# start of Records for processing

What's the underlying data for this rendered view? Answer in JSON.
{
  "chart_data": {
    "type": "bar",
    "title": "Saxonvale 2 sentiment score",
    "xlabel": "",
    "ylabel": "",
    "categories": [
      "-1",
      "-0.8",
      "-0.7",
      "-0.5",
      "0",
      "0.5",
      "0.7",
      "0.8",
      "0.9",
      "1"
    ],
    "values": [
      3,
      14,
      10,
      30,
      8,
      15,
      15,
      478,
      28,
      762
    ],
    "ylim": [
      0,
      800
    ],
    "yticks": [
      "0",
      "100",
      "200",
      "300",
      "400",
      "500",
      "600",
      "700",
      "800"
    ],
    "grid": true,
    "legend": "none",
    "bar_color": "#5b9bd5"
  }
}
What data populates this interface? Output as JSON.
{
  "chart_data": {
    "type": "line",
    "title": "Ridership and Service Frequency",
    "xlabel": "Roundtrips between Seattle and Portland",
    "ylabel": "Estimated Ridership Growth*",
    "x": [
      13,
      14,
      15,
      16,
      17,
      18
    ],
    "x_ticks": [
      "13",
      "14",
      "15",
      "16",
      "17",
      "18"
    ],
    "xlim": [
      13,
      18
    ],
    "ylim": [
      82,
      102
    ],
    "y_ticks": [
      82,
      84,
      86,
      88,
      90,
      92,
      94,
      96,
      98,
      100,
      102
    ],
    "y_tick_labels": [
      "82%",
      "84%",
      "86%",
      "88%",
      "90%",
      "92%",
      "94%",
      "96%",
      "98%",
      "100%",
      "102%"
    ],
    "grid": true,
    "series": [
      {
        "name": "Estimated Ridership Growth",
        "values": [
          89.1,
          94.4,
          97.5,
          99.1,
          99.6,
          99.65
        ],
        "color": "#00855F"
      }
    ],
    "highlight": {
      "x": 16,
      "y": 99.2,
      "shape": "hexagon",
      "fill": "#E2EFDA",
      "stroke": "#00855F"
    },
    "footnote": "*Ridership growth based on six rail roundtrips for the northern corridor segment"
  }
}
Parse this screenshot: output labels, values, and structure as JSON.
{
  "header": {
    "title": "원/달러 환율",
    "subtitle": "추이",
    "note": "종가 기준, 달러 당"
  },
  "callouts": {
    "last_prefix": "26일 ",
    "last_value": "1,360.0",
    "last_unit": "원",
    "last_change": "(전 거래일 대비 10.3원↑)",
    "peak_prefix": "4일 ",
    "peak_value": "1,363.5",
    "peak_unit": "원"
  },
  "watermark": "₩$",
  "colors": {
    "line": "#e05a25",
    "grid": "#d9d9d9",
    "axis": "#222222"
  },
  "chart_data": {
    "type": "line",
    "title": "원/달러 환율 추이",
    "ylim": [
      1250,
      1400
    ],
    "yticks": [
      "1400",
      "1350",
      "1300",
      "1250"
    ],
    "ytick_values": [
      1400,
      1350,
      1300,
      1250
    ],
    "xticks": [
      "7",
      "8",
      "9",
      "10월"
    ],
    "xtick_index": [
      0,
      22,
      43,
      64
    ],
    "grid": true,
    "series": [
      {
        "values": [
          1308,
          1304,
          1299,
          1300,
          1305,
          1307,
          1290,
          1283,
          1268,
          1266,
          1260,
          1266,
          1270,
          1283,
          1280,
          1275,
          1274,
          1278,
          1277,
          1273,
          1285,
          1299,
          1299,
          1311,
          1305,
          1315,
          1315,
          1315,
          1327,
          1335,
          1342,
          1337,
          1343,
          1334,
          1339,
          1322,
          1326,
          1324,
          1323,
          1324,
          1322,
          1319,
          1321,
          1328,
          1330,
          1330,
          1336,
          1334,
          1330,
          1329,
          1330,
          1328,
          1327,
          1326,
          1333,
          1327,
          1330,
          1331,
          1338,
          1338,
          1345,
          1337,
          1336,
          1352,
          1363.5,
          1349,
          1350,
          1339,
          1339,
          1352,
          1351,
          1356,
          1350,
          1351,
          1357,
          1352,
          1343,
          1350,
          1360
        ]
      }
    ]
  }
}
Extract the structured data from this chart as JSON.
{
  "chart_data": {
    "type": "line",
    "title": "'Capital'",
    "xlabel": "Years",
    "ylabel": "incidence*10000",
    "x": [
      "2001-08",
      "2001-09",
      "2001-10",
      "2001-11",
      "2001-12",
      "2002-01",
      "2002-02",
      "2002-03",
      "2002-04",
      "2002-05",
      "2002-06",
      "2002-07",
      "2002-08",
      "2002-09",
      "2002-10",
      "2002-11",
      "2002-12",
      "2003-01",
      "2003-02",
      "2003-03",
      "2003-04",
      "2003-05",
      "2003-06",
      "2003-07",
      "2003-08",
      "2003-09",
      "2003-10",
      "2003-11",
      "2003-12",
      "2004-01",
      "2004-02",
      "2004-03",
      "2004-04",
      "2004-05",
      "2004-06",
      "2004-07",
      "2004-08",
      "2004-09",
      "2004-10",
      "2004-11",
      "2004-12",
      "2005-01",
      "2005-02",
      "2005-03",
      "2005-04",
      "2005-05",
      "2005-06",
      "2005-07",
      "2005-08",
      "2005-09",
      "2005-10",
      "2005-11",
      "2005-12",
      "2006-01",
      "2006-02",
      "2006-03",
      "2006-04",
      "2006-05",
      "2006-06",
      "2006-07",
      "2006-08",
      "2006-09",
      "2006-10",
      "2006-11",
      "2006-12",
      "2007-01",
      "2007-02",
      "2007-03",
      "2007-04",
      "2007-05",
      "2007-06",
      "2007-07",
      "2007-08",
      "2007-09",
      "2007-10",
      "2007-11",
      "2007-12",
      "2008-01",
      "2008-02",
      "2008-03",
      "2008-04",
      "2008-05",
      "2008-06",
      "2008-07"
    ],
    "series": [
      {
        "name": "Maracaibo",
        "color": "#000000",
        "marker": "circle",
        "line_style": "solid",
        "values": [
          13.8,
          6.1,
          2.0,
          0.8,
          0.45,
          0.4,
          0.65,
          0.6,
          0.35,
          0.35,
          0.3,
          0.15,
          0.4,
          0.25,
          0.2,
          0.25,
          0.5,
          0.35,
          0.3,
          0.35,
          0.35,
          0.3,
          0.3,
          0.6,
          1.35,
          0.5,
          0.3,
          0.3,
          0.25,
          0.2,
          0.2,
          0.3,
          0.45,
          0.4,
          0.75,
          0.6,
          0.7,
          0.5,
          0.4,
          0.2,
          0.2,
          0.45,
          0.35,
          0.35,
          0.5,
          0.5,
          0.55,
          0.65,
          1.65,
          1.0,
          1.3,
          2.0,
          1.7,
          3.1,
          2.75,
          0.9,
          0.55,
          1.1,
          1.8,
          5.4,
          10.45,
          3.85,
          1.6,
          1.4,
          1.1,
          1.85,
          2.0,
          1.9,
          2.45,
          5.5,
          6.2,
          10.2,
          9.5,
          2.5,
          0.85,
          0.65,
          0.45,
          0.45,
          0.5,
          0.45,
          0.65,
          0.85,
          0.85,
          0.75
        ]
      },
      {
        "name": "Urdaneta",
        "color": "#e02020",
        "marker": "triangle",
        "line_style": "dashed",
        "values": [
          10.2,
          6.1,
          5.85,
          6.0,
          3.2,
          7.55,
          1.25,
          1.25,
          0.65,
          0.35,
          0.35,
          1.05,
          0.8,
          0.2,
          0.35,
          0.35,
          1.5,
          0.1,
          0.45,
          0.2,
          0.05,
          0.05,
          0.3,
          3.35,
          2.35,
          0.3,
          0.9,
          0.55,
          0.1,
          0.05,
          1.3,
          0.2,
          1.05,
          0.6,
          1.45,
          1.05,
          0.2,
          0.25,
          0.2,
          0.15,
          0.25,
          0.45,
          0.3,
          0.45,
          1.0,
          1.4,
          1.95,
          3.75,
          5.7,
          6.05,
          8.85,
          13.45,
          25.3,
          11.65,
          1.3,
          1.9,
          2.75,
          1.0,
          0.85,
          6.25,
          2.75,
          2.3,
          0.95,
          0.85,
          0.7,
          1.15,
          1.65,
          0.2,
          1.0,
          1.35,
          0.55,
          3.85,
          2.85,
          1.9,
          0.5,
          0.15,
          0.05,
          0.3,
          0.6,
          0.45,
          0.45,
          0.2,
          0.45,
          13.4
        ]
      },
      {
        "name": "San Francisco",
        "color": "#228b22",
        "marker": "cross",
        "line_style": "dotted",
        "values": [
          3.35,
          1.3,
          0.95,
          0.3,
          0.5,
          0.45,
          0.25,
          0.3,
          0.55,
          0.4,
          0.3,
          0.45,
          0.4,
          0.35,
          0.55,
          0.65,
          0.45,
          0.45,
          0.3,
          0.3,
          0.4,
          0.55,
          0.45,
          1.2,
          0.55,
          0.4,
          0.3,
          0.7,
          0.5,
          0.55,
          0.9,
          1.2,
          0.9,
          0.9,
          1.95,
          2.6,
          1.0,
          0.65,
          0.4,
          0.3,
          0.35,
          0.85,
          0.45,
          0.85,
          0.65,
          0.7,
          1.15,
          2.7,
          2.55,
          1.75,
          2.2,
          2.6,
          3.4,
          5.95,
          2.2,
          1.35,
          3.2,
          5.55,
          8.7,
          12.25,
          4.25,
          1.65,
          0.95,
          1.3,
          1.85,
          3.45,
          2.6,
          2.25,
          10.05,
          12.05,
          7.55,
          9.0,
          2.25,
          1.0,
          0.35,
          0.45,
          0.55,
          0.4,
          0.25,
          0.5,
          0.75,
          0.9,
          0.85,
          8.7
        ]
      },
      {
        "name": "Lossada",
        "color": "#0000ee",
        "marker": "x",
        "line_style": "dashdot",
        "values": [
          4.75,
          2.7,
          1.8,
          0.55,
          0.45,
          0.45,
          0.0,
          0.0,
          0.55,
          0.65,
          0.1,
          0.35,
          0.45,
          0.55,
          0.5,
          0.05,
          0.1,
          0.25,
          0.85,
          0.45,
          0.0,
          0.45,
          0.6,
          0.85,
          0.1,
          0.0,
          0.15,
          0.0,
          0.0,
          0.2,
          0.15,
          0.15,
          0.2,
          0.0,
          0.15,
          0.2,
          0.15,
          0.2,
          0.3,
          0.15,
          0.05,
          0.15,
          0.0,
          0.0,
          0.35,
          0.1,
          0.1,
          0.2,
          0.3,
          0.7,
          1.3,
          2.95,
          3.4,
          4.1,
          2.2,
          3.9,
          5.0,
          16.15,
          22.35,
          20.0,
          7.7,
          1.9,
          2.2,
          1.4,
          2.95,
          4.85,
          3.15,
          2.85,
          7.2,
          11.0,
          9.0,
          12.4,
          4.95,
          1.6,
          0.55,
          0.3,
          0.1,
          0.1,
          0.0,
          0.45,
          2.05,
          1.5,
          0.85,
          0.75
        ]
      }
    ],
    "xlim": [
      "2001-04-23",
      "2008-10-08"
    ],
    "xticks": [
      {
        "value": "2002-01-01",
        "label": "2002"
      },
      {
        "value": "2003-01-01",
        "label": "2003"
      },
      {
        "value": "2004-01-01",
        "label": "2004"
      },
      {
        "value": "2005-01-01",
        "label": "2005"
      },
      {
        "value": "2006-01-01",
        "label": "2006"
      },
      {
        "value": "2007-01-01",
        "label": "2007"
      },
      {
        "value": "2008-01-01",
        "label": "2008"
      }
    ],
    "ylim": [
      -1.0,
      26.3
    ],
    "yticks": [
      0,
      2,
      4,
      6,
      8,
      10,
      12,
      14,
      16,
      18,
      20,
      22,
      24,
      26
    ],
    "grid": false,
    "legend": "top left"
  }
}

# end of Records for processing

Task goal |
Copy every line in the listing above where the string "ylabel" turns up.

Output for this task |
    "ylabel": "",
    "ylabel": "Estimated Ridership Growth*",
    "ylabel": "incidence*10000",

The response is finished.